* **EXCERPT**:
--- START ---

## Arithmetic Operators

The `awk` language uses the common arithmetic operators when evaluating expressions. All of these arithmetic operators follow normal precedence rules, and work as you would expect them to.

Here is a file `grades' containing a list of student names and three test scores per student (it's a small class):

```Pat   100 97 58
Sandy  84 72 93
Chris  72 92 89
```

This programs takes the file `grades', and prints the average of the scores.

```\$ awk '{ sum = \$2 + \$3 + \$4 ; avg = sum / 3
>        print \$1, avg }' grades
-| Pat 85
-| Sandy 83
-| Chris 84.3333
```

This table lists the arithmetic operators in `awk`, in order from highest precedence to lowest:

`- x`
Negation.
`+ x`
Unary plus. The expression is converted to a number.
`x ^ y`
`x ** y`
Exponentiation: x raised to the y power. `2 ^ 3' has the value eight. The character sequence `**' is equivalent to `^'. (The POSIX standard only specifies the use of `^' for exponentiation.)
`x * y`
Multiplication.
`x / y`
Division. Since all numbers in `awk` are real numbers, the result is not rounded to an integer: `3 / 4' has the value 0.75.
`x % y`
Remainder. The quotient is rounded toward zero to an integer, multiplied by y and this result is subtracted from x. This operation is sometimes known as "trunc-mod." The following relation always holds:
```b * int(a / b) + (a % b) == a
```
One possibly undesirable effect of this definition of remainder is that `x % y` is negative if x is negative. Thus,
```-17 % 8 = -1
```
In other `awk` implementations, the signedness of the remainder may be machine dependent.

--- END ---

* **STUDY MATERIAL**:

--- START ---

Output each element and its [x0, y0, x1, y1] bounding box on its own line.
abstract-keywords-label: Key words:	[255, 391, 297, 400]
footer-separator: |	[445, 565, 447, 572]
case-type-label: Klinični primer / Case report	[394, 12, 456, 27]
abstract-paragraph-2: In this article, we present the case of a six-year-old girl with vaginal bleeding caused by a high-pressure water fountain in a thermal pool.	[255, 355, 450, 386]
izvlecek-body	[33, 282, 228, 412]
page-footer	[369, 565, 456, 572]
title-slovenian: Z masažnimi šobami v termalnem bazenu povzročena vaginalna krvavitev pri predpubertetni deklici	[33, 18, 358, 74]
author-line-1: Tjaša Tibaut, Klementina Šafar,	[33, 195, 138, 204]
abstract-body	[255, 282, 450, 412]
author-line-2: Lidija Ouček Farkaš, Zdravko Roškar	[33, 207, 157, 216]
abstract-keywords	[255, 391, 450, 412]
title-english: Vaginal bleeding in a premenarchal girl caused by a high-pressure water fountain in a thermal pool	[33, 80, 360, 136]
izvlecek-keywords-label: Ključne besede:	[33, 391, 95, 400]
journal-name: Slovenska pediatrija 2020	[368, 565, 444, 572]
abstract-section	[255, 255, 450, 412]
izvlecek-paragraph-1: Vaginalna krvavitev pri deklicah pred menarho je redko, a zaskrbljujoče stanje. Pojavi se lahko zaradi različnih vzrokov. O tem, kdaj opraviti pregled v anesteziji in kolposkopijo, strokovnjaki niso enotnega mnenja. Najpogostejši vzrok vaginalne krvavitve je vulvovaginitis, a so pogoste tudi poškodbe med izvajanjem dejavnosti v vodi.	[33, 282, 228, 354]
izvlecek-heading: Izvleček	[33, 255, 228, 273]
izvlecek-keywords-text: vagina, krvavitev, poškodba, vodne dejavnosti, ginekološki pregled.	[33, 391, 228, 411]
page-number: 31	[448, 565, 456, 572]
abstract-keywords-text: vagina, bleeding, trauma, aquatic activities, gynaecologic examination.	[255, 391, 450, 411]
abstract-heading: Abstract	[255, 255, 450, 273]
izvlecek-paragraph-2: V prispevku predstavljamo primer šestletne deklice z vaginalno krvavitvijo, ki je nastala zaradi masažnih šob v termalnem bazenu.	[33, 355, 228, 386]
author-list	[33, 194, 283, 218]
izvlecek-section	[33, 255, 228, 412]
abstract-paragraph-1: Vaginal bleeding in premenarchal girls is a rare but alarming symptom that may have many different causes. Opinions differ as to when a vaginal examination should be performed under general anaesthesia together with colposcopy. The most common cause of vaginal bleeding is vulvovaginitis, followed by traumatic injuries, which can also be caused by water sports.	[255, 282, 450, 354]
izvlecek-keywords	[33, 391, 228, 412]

--- END ---

* **ASSIGNED TASK 1**:
Print the section on awk arithmetic operators between "## Arithmetic Operators" and "expect them to.", inclusive.
* **ASSIGNED TASK 2**:
In the section on awk arithmetic operators, which exponentiation operator does the POSIX standard specify?
The records are separate material, distinct from the section on awk arithmetic operators.

* **EXERCISE ANSWER 1**:
## Arithmetic Operators

The `awk` language uses the common arithmetic operators when evaluating expressions. All of these arithmetic operators follow normal precedence rules, and work as you would expect them to.

* **EXERCISE ANSWER 2**:
The POSIX standard specifies only `^` for exponentiation.